Repeat the material verbatim. Images are excluded from the copy.

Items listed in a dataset
::::
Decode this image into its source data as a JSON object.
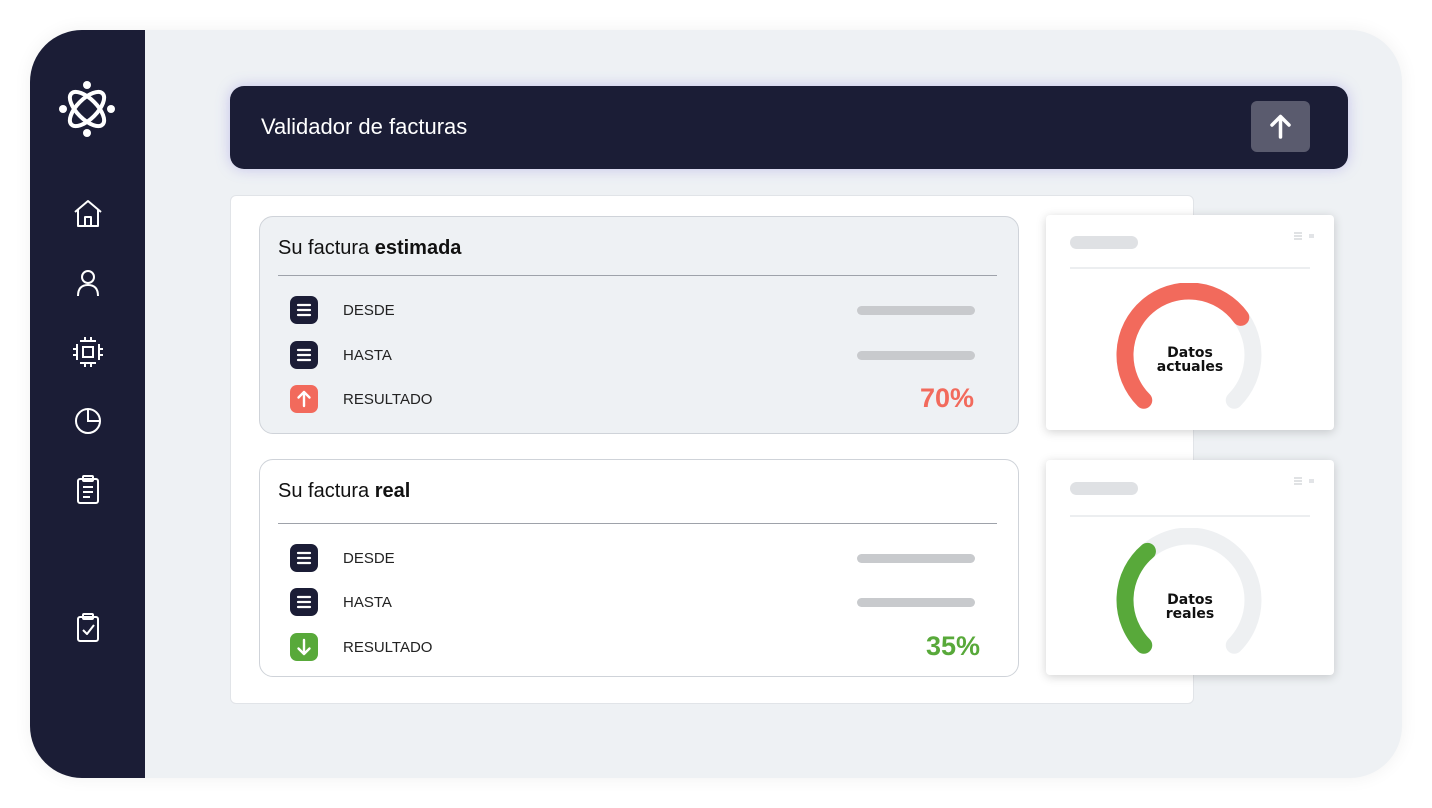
{
  "sidebar": {
    "logo": "atom-logo-icon",
    "items": [
      {
        "name": "home-icon"
      },
      {
        "name": "user-icon"
      },
      {
        "name": "chip-icon"
      },
      {
        "name": "pie-chart-icon"
      },
      {
        "name": "clipboard-list-icon"
      },
      {
        "name": "clipboard-check-icon"
      }
    ]
  },
  "header": {
    "title": "Validador de facturas",
    "upload_icon": "arrow-up-icon"
  },
  "estimated": {
    "title_prefix": "Su factura ",
    "title_bold": "estimada",
    "rows": [
      {
        "label": "DESDE",
        "icon": "list-icon"
      },
      {
        "label": "HASTA",
        "icon": "list-icon"
      },
      {
        "label": "RESULTADO",
        "icon": "arrow-up-icon",
        "value": "70%"
      }
    ],
    "result_color": "#f26a5c"
  },
  "real": {
    "title_prefix": "Su factura ",
    "title_bold": "real",
    "rows": [
      {
        "label": "DESDE",
        "icon": "list-icon"
      },
      {
        "label": "HASTA",
        "icon": "list-icon"
      },
      {
        "label": "RESULTADO",
        "icon": "arrow-down-icon",
        "value": "35%"
      }
    ],
    "result_color": "#58a93a"
  },
  "gauges": [
    {
      "line1": "Datos",
      "line2": "actuales",
      "level": 0.7,
      "color": "#f26a5c"
    },
    {
      "line1": "Datos",
      "line2": "reales",
      "level": 0.35,
      "color": "#58a93a"
    }
  ],
  "colors": {
    "navy": "#1b1d36",
    "track": "#eef0f2"
  }
}
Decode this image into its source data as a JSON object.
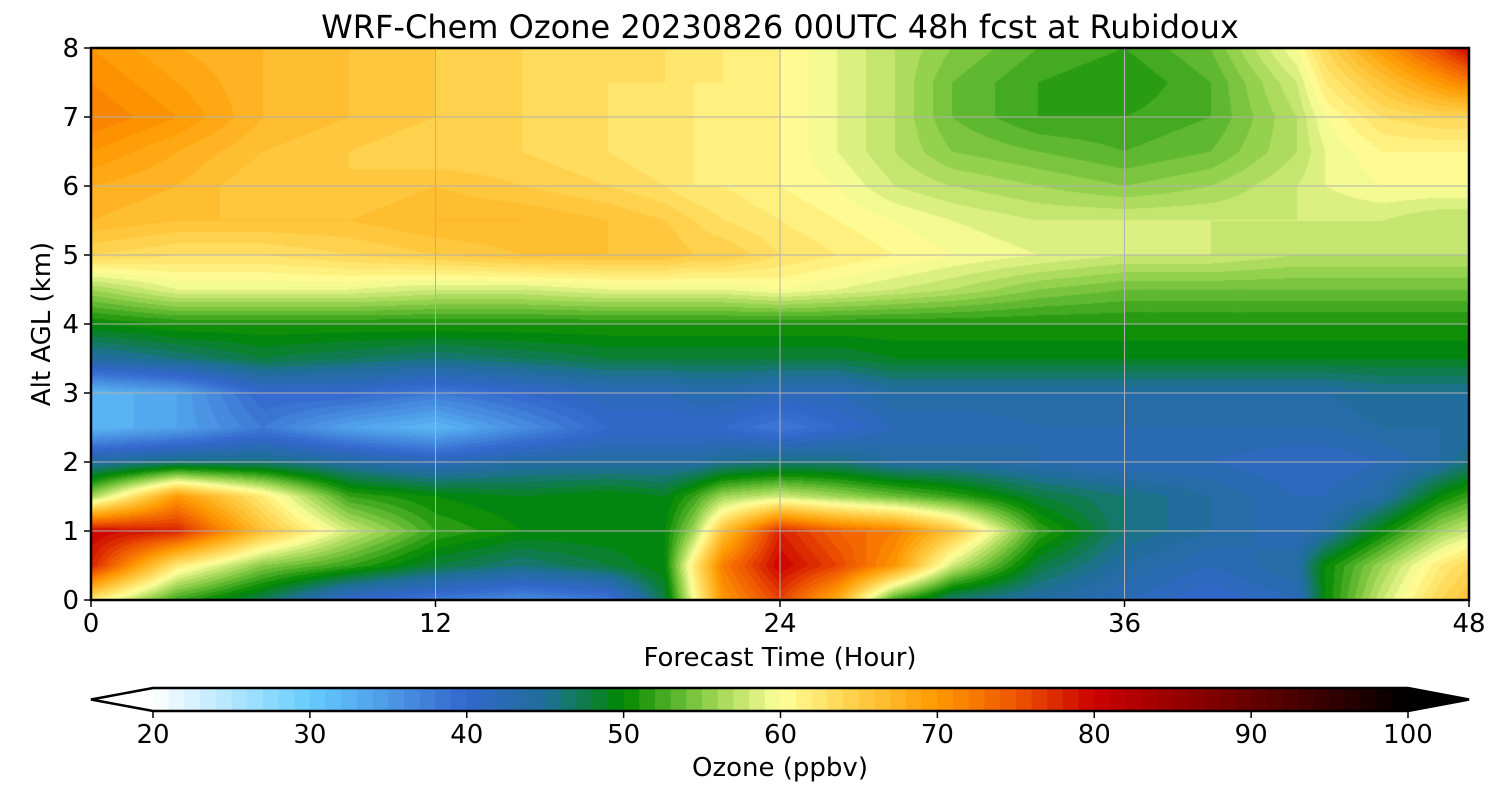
{
  "chart_data": {
    "type": "heatmap",
    "title": "WRF-Chem Ozone  20230826 00UTC 48h fcst at Rubidoux",
    "xlabel": "Forecast Time (Hour)",
    "ylabel": "Alt AGL (km)",
    "xlim": [
      0,
      48
    ],
    "ylim": [
      0,
      8
    ],
    "xticks": [
      "0",
      "12",
      "24",
      "36",
      "48"
    ],
    "yticks": [
      "0",
      "1",
      "2",
      "3",
      "4",
      "5",
      "6",
      "7",
      "8"
    ],
    "grid": true,
    "x": [
      0,
      3,
      6,
      9,
      12,
      15,
      18,
      20,
      21,
      22,
      24,
      26,
      28,
      30,
      33,
      36,
      39,
      42,
      43,
      45,
      47,
      48
    ],
    "y": [
      0,
      0.5,
      1,
      1.5,
      2,
      2.5,
      3,
      3.5,
      4,
      4.5,
      5,
      5.5,
      6,
      6.5,
      7,
      7.5,
      8
    ],
    "values": [
      [
        62,
        52,
        47,
        40,
        38,
        36,
        38,
        48,
        60,
        70,
        76,
        68,
        52,
        46,
        44,
        42,
        40,
        42,
        50,
        58,
        64,
        66
      ],
      [
        78,
        62,
        55,
        52,
        48,
        46,
        48,
        50,
        62,
        72,
        80,
        76,
        70,
        58,
        48,
        44,
        42,
        44,
        50,
        56,
        62,
        64
      ],
      [
        80,
        78,
        66,
        58,
        52,
        50,
        50,
        50,
        56,
        66,
        78,
        74,
        72,
        66,
        52,
        46,
        44,
        42,
        44,
        50,
        56,
        58
      ],
      [
        56,
        70,
        62,
        52,
        50,
        49,
        50,
        49,
        52,
        56,
        58,
        56,
        54,
        52,
        48,
        46,
        44,
        42,
        42,
        44,
        50,
        52
      ],
      [
        44,
        46,
        46,
        44,
        42,
        44,
        44,
        44,
        44,
        45,
        46,
        46,
        44,
        44,
        43,
        42,
        42,
        41,
        41,
        42,
        44,
        46
      ],
      [
        32,
        34,
        38,
        34,
        32,
        36,
        40,
        40,
        40,
        40,
        38,
        40,
        42,
        42,
        43,
        43,
        43,
        43,
        43,
        44,
        44,
        44
      ],
      [
        32,
        34,
        40,
        40,
        38,
        40,
        42,
        42,
        43,
        43,
        42,
        42,
        44,
        44,
        44,
        44,
        44,
        44,
        44,
        45,
        45,
        45
      ],
      [
        44,
        46,
        48,
        47,
        46,
        47,
        48,
        48,
        48,
        48,
        48,
        48,
        49,
        49,
        49,
        49,
        49,
        49,
        49,
        49,
        49,
        49
      ],
      [
        50,
        51,
        51,
        51,
        51,
        51,
        51,
        51,
        51,
        51,
        51,
        51,
        51,
        51,
        51,
        51,
        51,
        51,
        51,
        51,
        51,
        51
      ],
      [
        56,
        59,
        59,
        59,
        58,
        58,
        59,
        59,
        59,
        59,
        60,
        59,
        58,
        57,
        55,
        54,
        54,
        54,
        54,
        54,
        54,
        54
      ],
      [
        64,
        63,
        63,
        64,
        65,
        66,
        66,
        66,
        65,
        65,
        63,
        62,
        61,
        60,
        59,
        58,
        58,
        57,
        57,
        57,
        57,
        57
      ],
      [
        67,
        66,
        66,
        66,
        67,
        67,
        66,
        65,
        64,
        63,
        62,
        61,
        60,
        59,
        58,
        58,
        58,
        58,
        58,
        58,
        57,
        57
      ],
      [
        68,
        67,
        65,
        65,
        66,
        65,
        64,
        63,
        62,
        62,
        61,
        60,
        58,
        57,
        56,
        55,
        56,
        58,
        59,
        60,
        60,
        60
      ],
      [
        70,
        68,
        66,
        65,
        64,
        64,
        63,
        62,
        62,
        61,
        61,
        59,
        57,
        55,
        54,
        53,
        54,
        57,
        59,
        61,
        61,
        61
      ],
      [
        72,
        70,
        67,
        66,
        65,
        64,
        63,
        62,
        62,
        61,
        61,
        59,
        57,
        54,
        52,
        52,
        53,
        57,
        60,
        63,
        64,
        64
      ],
      [
        71,
        69,
        67,
        66,
        65,
        64,
        63,
        63,
        62,
        62,
        61,
        59,
        57,
        54,
        52,
        51,
        53,
        58,
        62,
        66,
        70,
        72
      ],
      [
        70,
        68,
        67,
        66,
        65,
        64,
        64,
        63,
        63,
        62,
        61,
        59,
        57,
        55,
        53,
        52,
        54,
        60,
        64,
        70,
        76,
        80
      ]
    ],
    "colorbar": {
      "label": "Ozone  (ppbv)",
      "range": [
        20,
        100
      ],
      "levels": 80,
      "extend": "both",
      "ticks": [
        "20",
        "30",
        "40",
        "50",
        "60",
        "70",
        "80",
        "90",
        "100"
      ],
      "colors": [
        {
          "v": 20,
          "c": "#ffffff"
        },
        {
          "v": 30,
          "c": "#66ccff"
        },
        {
          "v": 40,
          "c": "#3366cc"
        },
        {
          "v": 45,
          "c": "#1f6f99"
        },
        {
          "v": 50,
          "c": "#008800"
        },
        {
          "v": 55,
          "c": "#88cc44"
        },
        {
          "v": 60,
          "c": "#ffff99"
        },
        {
          "v": 65,
          "c": "#ffcc44"
        },
        {
          "v": 70,
          "c": "#ff9900"
        },
        {
          "v": 75,
          "c": "#ee5500"
        },
        {
          "v": 80,
          "c": "#cc0000"
        },
        {
          "v": 90,
          "c": "#660000"
        },
        {
          "v": 100,
          "c": "#000000"
        }
      ]
    }
  }
}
::::
• SOLUTION BELOW
Decode this image into its source data as a JSON object.
{
  "sidebar": {
    "logo": "atom-logo-icon",
    "items": [
      {
        "name": "home-icon"
      },
      {
        "name": "user-icon"
      },
      {
        "name": "chip-icon"
      },
      {
        "name": "pie-chart-icon"
      },
      {
        "name": "clipboard-list-icon"
      },
      {
        "name": "clipboard-check-icon"
      }
    ]
  },
  "header": {
    "title": "Validador de facturas",
    "upload_icon": "arrow-up-icon"
  },
  "estimated": {
    "title_prefix": "Su factura ",
    "title_bold": "estimada",
    "rows": [
      {
        "label": "DESDE",
        "icon": "list-icon"
      },
      {
        "label": "HASTA",
        "icon": "list-icon"
      },
      {
        "label": "RESULTADO",
        "icon": "arrow-up-icon",
        "value": "70%"
      }
    ],
    "result_color": "#f26a5c"
  },
  "real": {
    "title_prefix": "Su factura ",
    "title_bold": "real",
    "rows": [
      {
        "label": "DESDE",
        "icon": "list-icon"
      },
      {
        "label": "HASTA",
        "icon": "list-icon"
      },
      {
        "label": "RESULTADO",
        "icon": "arrow-down-icon",
        "value": "35%"
      }
    ],
    "result_color": "#58a93a"
  },
  "gauges": [
    {
      "line1": "Datos",
      "line2": "actuales",
      "level": 0.7,
      "color": "#f26a5c"
    },
    {
      "line1": "Datos",
      "line2": "reales",
      "level": 0.35,
      "color": "#58a93a"
    }
  ],
  "colors": {
    "navy": "#1b1d36",
    "track": "#eef0f2"
  }
}
Decode this image into its source data as a JSON object.
{
  "chart_data": {
    "type": "heatmap",
    "title": "WRF-Chem Ozone  20230826 00UTC 48h fcst at Rubidoux",
    "xlabel": "Forecast Time (Hour)",
    "ylabel": "Alt AGL (km)",
    "xlim": [
      0,
      48
    ],
    "ylim": [
      0,
      8
    ],
    "xticks": [
      "0",
      "12",
      "24",
      "36",
      "48"
    ],
    "yticks": [
      "0",
      "1",
      "2",
      "3",
      "4",
      "5",
      "6",
      "7",
      "8"
    ],
    "grid": true,
    "x": [
      0,
      3,
      6,
      9,
      12,
      15,
      18,
      20,
      21,
      22,
      24,
      26,
      28,
      30,
      33,
      36,
      39,
      42,
      43,
      45,
      47,
      48
    ],
    "y": [
      0,
      0.5,
      1,
      1.5,
      2,
      2.5,
      3,
      3.5,
      4,
      4.5,
      5,
      5.5,
      6,
      6.5,
      7,
      7.5,
      8
    ],
    "values": [
      [
        62,
        52,
        47,
        40,
        38,
        36,
        38,
        48,
        60,
        70,
        76,
        68,
        52,
        46,
        44,
        42,
        40,
        42,
        50,
        58,
        64,
        66
      ],
      [
        78,
        62,
        55,
        52,
        48,
        46,
        48,
        50,
        62,
        72,
        80,
        76,
        70,
        58,
        48,
        44,
        42,
        44,
        50,
        56,
        62,
        64
      ],
      [
        80,
        78,
        66,
        58,
        52,
        50,
        50,
        50,
        56,
        66,
        78,
        74,
        72,
        66,
        52,
        46,
        44,
        42,
        44,
        50,
        56,
        58
      ],
      [
        56,
        70,
        62,
        52,
        50,
        49,
        50,
        49,
        52,
        56,
        58,
        56,
        54,
        52,
        48,
        46,
        44,
        42,
        42,
        44,
        50,
        52
      ],
      [
        44,
        46,
        46,
        44,
        42,
        44,
        44,
        44,
        44,
        45,
        46,
        46,
        44,
        44,
        43,
        42,
        42,
        41,
        41,
        42,
        44,
        46
      ],
      [
        32,
        34,
        38,
        34,
        32,
        36,
        40,
        40,
        40,
        40,
        38,
        40,
        42,
        42,
        43,
        43,
        43,
        43,
        43,
        44,
        44,
        44
      ],
      [
        32,
        34,
        40,
        40,
        38,
        40,
        42,
        42,
        43,
        43,
        42,
        42,
        44,
        44,
        44,
        44,
        44,
        44,
        44,
        45,
        45,
        45
      ],
      [
        44,
        46,
        48,
        47,
        46,
        47,
        48,
        48,
        48,
        48,
        48,
        48,
        49,
        49,
        49,
        49,
        49,
        49,
        49,
        49,
        49,
        49
      ],
      [
        50,
        51,
        51,
        51,
        51,
        51,
        51,
        51,
        51,
        51,
        51,
        51,
        51,
        51,
        51,
        51,
        51,
        51,
        51,
        51,
        51,
        51
      ],
      [
        56,
        59,
        59,
        59,
        58,
        58,
        59,
        59,
        59,
        59,
        60,
        59,
        58,
        57,
        55,
        54,
        54,
        54,
        54,
        54,
        54,
        54
      ],
      [
        64,
        63,
        63,
        64,
        65,
        66,
        66,
        66,
        65,
        65,
        63,
        62,
        61,
        60,
        59,
        58,
        58,
        57,
        57,
        57,
        57,
        57
      ],
      [
        67,
        66,
        66,
        66,
        67,
        67,
        66,
        65,
        64,
        63,
        62,
        61,
        60,
        59,
        58,
        58,
        58,
        58,
        58,
        58,
        57,
        57
      ],
      [
        68,
        67,
        65,
        65,
        66,
        65,
        64,
        63,
        62,
        62,
        61,
        60,
        58,
        57,
        56,
        55,
        56,
        58,
        59,
        60,
        60,
        60
      ],
      [
        70,
        68,
        66,
        65,
        64,
        64,
        63,
        62,
        62,
        61,
        61,
        59,
        57,
        55,
        54,
        53,
        54,
        57,
        59,
        61,
        61,
        61
      ],
      [
        72,
        70,
        67,
        66,
        65,
        64,
        63,
        62,
        62,
        61,
        61,
        59,
        57,
        54,
        52,
        52,
        53,
        57,
        60,
        63,
        64,
        64
      ],
      [
        71,
        69,
        67,
        66,
        65,
        64,
        63,
        63,
        62,
        62,
        61,
        59,
        57,
        54,
        52,
        51,
        53,
        58,
        62,
        66,
        70,
        72
      ],
      [
        70,
        68,
        67,
        66,
        65,
        64,
        64,
        63,
        63,
        62,
        61,
        59,
        57,
        55,
        53,
        52,
        54,
        60,
        64,
        70,
        76,
        80
      ]
    ],
    "colorbar": {
      "label": "Ozone  (ppbv)",
      "range": [
        20,
        100
      ],
      "levels": 80,
      "extend": "both",
      "ticks": [
        "20",
        "30",
        "40",
        "50",
        "60",
        "70",
        "80",
        "90",
        "100"
      ],
      "colors": [
        {
          "v": 20,
          "c": "#ffffff"
        },
        {
          "v": 30,
          "c": "#66ccff"
        },
        {
          "v": 40,
          "c": "#3366cc"
        },
        {
          "v": 45,
          "c": "#1f6f99"
        },
        {
          "v": 50,
          "c": "#008800"
        },
        {
          "v": 55,
          "c": "#88cc44"
        },
        {
          "v": 60,
          "c": "#ffff99"
        },
        {
          "v": 65,
          "c": "#ffcc44"
        },
        {
          "v": 70,
          "c": "#ff9900"
        },
        {
          "v": 75,
          "c": "#ee5500"
        },
        {
          "v": 80,
          "c": "#cc0000"
        },
        {
          "v": 90,
          "c": "#660000"
        },
        {
          "v": 100,
          "c": "#000000"
        }
      ]
    }
  }
}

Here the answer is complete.